* BEGIN Information shown *

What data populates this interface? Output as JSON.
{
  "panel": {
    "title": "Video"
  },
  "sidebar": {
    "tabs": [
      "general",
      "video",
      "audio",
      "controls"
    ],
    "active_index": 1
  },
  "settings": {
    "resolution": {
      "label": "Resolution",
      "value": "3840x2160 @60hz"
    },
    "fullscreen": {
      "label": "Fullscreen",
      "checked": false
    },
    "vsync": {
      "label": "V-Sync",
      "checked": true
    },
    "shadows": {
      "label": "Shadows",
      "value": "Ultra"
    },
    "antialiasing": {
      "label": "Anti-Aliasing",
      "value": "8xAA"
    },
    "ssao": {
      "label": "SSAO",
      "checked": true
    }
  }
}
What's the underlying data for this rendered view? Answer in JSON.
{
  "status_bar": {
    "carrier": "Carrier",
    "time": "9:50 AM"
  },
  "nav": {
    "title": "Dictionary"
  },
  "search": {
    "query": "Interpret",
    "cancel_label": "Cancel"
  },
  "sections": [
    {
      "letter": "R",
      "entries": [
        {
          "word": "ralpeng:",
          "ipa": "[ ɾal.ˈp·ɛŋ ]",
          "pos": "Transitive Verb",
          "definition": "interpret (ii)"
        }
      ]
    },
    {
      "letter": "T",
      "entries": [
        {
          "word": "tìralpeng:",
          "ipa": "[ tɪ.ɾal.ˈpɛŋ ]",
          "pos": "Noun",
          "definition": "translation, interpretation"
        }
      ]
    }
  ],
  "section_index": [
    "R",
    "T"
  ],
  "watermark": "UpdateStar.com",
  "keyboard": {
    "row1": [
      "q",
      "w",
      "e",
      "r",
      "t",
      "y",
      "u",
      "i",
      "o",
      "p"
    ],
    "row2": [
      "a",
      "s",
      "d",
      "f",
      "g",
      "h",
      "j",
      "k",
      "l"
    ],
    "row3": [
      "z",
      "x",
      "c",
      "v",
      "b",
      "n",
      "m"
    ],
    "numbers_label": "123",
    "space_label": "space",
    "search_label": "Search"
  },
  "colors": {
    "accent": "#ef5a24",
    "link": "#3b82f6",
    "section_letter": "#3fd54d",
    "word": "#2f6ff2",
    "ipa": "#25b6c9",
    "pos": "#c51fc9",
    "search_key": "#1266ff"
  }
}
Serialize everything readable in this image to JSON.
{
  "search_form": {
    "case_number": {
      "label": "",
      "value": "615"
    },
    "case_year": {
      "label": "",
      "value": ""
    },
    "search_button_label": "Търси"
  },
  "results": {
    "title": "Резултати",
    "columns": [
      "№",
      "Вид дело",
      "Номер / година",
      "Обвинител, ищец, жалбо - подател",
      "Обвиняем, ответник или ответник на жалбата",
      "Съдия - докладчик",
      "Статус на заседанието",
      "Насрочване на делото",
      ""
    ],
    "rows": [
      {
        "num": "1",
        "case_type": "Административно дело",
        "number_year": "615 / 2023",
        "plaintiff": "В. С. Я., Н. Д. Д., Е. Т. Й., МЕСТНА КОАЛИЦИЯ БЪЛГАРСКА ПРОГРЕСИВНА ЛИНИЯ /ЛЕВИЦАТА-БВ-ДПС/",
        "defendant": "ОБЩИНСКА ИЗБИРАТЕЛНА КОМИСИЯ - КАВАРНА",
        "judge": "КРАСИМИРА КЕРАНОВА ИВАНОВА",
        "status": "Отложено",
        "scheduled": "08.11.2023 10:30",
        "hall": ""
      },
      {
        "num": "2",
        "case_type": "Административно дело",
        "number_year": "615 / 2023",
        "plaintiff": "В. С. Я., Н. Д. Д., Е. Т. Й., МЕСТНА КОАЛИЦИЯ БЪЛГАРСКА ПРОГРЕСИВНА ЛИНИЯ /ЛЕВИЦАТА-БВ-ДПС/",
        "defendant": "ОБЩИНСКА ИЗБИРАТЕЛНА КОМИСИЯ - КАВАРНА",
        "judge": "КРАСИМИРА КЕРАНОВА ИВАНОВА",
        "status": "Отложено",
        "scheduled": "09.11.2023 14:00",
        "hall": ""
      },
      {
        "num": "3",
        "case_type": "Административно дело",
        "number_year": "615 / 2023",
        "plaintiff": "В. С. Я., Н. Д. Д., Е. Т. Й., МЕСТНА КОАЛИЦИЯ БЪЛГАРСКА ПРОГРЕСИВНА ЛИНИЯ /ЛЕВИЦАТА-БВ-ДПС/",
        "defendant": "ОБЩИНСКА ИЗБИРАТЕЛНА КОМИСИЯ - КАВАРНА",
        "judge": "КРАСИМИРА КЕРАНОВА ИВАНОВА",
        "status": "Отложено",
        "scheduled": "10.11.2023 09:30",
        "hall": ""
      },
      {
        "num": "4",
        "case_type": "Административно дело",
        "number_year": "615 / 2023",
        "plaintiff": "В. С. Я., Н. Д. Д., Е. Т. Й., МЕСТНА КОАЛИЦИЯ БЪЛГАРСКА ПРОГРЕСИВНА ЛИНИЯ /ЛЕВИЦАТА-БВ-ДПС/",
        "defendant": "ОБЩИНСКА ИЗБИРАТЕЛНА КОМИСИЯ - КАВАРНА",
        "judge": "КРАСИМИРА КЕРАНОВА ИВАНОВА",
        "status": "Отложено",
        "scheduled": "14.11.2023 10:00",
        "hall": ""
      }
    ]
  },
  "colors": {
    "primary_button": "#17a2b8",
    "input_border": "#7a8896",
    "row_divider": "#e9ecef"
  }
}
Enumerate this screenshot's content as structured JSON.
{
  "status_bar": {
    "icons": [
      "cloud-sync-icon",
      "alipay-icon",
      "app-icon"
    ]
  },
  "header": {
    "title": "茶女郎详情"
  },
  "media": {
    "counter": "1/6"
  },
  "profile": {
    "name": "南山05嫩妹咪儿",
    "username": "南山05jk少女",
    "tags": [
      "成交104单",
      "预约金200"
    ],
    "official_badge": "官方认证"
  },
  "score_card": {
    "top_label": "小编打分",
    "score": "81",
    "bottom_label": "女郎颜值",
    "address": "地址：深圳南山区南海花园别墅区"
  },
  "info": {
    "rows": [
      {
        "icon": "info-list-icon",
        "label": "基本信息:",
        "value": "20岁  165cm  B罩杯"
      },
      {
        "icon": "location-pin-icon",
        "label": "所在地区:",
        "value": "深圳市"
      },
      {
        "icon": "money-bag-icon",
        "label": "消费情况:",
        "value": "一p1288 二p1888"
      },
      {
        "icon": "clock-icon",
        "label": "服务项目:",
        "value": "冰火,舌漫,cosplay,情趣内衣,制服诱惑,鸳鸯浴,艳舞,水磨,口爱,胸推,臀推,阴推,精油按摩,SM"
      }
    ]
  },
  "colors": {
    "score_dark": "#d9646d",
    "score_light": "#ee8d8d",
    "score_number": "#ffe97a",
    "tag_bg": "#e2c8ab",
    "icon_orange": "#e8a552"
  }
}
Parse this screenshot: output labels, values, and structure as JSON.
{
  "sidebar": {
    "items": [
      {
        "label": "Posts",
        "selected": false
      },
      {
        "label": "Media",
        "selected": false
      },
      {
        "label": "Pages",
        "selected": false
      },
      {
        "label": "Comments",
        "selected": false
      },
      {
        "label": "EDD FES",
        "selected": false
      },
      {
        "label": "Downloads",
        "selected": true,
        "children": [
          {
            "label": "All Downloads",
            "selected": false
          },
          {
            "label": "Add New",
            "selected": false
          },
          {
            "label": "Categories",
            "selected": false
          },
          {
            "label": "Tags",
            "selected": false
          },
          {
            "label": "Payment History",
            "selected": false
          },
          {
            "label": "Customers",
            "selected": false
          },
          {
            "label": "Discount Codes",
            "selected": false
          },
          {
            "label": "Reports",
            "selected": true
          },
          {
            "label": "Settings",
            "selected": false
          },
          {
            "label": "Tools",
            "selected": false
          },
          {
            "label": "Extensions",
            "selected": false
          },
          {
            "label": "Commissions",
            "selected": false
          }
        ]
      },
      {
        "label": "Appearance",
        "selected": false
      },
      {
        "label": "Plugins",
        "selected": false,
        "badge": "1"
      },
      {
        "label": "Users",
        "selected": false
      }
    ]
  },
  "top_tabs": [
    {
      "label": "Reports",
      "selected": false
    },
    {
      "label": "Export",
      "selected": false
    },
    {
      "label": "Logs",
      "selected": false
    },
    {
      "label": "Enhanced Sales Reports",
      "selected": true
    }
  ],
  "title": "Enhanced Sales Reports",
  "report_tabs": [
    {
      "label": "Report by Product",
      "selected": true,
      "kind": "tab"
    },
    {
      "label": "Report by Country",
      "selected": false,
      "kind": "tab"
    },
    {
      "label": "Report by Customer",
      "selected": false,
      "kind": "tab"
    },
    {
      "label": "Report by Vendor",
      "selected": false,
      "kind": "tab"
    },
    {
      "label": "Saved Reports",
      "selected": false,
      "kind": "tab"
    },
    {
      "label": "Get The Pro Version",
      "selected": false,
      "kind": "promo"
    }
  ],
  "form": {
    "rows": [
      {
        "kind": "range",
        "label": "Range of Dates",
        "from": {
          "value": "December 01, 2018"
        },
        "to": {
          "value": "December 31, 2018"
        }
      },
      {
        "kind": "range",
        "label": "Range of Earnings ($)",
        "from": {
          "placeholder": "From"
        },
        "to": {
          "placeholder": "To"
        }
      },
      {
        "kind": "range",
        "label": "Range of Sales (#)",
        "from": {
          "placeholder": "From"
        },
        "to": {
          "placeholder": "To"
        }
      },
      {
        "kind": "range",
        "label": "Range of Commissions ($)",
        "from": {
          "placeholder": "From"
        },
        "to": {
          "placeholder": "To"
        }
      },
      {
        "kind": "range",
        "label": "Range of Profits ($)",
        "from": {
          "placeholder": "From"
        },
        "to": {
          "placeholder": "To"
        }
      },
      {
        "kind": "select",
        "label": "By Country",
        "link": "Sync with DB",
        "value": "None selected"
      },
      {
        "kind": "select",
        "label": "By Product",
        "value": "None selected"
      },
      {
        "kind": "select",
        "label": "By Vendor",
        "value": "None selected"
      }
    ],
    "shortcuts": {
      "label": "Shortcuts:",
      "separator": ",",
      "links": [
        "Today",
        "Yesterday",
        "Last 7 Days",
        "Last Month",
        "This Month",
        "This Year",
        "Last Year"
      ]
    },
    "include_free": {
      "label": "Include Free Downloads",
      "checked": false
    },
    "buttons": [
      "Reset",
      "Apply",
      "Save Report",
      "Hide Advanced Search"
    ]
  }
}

* END Information shown *

What to produce> Figure out how many lines of the data above include "word", then give the number and nothing more.

Answer to this problem> 3